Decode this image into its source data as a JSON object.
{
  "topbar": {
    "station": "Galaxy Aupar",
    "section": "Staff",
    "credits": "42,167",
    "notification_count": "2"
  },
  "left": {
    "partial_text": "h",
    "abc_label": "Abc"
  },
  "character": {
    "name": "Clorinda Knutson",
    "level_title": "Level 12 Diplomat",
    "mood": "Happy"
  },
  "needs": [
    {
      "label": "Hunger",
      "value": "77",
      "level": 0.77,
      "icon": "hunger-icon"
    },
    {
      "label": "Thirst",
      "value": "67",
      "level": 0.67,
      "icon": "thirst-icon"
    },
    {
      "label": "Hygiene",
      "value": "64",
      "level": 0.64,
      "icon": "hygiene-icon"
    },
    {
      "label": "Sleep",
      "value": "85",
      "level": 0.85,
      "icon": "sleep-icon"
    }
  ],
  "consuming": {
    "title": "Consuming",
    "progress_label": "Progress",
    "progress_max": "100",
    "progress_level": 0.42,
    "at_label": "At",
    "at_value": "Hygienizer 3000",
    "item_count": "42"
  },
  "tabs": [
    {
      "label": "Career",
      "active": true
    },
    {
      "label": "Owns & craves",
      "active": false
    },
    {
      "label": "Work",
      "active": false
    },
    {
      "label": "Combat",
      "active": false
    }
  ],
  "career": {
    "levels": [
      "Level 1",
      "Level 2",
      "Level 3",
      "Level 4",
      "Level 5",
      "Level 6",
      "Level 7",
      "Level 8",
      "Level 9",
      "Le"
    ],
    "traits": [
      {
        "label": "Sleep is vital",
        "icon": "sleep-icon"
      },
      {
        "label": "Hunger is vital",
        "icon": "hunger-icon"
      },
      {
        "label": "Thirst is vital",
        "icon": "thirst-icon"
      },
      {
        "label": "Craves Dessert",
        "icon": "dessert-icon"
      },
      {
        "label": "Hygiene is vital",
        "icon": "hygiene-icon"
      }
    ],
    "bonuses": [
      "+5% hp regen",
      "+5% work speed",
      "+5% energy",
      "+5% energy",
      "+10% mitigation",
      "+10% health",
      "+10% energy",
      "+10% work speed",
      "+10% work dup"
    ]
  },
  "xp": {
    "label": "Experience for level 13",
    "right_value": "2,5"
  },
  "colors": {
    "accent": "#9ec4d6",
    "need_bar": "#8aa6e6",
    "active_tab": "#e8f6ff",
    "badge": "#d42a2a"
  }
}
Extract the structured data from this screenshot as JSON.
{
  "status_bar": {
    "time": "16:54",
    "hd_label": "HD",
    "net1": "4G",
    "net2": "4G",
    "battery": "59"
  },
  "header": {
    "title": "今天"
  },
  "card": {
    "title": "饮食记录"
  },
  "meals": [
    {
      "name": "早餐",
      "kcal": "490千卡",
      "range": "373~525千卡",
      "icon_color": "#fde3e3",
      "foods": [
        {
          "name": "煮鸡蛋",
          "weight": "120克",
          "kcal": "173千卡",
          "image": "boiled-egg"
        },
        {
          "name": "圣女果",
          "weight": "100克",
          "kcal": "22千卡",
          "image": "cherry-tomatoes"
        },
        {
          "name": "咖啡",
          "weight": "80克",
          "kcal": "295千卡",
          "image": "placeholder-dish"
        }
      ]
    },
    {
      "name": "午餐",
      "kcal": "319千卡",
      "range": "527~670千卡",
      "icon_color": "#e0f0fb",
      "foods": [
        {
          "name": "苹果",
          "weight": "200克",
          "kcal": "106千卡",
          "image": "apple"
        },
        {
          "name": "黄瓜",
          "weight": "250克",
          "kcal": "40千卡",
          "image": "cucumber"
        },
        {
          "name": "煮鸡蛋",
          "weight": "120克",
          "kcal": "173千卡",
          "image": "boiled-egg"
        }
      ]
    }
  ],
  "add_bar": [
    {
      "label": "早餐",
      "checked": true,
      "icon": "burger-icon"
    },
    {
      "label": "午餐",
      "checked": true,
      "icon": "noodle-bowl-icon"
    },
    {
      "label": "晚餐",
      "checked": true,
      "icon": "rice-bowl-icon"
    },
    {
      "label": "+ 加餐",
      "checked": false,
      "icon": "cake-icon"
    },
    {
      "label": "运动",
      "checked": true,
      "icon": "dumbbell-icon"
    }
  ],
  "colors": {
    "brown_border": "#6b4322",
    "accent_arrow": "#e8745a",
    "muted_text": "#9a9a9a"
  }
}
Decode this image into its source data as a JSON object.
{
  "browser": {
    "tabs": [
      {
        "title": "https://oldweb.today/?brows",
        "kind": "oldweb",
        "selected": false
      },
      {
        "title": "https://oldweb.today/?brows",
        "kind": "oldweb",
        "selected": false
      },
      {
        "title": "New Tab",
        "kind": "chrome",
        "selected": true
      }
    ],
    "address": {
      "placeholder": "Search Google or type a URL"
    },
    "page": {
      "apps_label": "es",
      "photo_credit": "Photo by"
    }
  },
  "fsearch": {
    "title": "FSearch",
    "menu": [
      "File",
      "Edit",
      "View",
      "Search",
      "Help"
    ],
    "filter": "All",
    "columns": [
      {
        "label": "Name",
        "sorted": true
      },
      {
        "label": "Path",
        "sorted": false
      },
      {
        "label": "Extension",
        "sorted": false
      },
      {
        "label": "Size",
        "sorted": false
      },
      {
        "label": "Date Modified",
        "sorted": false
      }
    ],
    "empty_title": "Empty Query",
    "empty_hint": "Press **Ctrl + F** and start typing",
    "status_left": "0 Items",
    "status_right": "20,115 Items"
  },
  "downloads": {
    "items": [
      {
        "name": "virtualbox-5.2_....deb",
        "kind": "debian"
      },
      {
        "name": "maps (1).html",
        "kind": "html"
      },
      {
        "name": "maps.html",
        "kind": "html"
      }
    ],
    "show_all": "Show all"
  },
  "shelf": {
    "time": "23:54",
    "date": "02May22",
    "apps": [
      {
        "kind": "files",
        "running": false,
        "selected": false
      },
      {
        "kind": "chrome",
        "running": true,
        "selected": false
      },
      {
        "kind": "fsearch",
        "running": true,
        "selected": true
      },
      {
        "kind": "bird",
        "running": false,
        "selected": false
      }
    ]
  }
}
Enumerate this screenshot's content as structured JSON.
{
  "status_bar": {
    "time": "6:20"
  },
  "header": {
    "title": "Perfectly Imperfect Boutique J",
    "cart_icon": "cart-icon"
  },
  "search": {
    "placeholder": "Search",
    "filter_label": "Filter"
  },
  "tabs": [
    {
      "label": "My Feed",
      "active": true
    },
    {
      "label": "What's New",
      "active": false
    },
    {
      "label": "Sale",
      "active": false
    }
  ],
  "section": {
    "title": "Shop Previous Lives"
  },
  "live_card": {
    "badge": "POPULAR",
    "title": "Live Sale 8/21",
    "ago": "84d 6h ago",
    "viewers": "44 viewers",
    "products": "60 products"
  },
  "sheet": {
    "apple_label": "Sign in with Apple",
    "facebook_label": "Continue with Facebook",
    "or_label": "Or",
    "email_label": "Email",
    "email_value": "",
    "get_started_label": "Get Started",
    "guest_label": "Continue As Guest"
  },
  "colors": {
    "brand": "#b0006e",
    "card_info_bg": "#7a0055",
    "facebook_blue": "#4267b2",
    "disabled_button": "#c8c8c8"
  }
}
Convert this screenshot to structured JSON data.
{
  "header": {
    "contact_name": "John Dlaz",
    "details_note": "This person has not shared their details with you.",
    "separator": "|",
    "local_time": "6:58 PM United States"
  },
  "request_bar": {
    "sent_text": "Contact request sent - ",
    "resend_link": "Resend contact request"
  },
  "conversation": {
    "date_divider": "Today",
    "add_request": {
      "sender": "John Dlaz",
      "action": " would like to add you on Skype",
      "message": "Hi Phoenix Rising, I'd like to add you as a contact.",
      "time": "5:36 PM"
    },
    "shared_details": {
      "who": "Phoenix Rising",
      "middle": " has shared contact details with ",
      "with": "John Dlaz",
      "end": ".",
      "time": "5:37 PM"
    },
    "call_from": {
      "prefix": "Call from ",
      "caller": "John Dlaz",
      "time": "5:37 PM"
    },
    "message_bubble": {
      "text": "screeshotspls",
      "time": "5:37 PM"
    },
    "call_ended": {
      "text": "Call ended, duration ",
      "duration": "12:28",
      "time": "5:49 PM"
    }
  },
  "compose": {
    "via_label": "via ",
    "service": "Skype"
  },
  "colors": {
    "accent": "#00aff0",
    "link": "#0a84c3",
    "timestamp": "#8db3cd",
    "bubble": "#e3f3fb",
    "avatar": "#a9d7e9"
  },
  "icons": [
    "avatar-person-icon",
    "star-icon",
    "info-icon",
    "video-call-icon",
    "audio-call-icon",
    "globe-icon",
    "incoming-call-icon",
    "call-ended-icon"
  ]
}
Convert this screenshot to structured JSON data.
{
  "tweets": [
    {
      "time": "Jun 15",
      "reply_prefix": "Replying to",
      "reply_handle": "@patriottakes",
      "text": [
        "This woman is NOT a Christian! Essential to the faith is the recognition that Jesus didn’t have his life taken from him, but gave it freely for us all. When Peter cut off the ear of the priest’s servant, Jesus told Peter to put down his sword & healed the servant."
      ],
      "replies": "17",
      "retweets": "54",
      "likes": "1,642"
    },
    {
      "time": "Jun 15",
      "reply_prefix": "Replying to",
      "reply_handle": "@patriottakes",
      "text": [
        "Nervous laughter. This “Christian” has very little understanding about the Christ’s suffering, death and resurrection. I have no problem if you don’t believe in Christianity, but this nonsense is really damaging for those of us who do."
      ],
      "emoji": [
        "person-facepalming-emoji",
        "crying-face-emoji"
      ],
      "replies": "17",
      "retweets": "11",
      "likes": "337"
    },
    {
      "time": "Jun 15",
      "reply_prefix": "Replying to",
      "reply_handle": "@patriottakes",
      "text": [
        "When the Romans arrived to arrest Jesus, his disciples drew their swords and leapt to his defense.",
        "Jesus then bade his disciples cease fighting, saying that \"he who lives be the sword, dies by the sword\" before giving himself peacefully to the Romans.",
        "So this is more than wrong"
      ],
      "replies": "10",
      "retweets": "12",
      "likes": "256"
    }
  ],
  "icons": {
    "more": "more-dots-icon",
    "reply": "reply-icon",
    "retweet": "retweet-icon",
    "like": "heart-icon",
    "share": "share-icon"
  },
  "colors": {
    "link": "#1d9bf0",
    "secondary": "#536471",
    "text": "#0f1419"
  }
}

# REQUIRED TASK
Choose all lines containing the string "screenshot" and copy them out.

# TASK ANSWER
Extract the structured data from this screenshot as JSON.
Enumerate this screenshot's content as structured JSON.
Convert this screenshot to structured JSON data.
Convert this screenshot to structured JSON data.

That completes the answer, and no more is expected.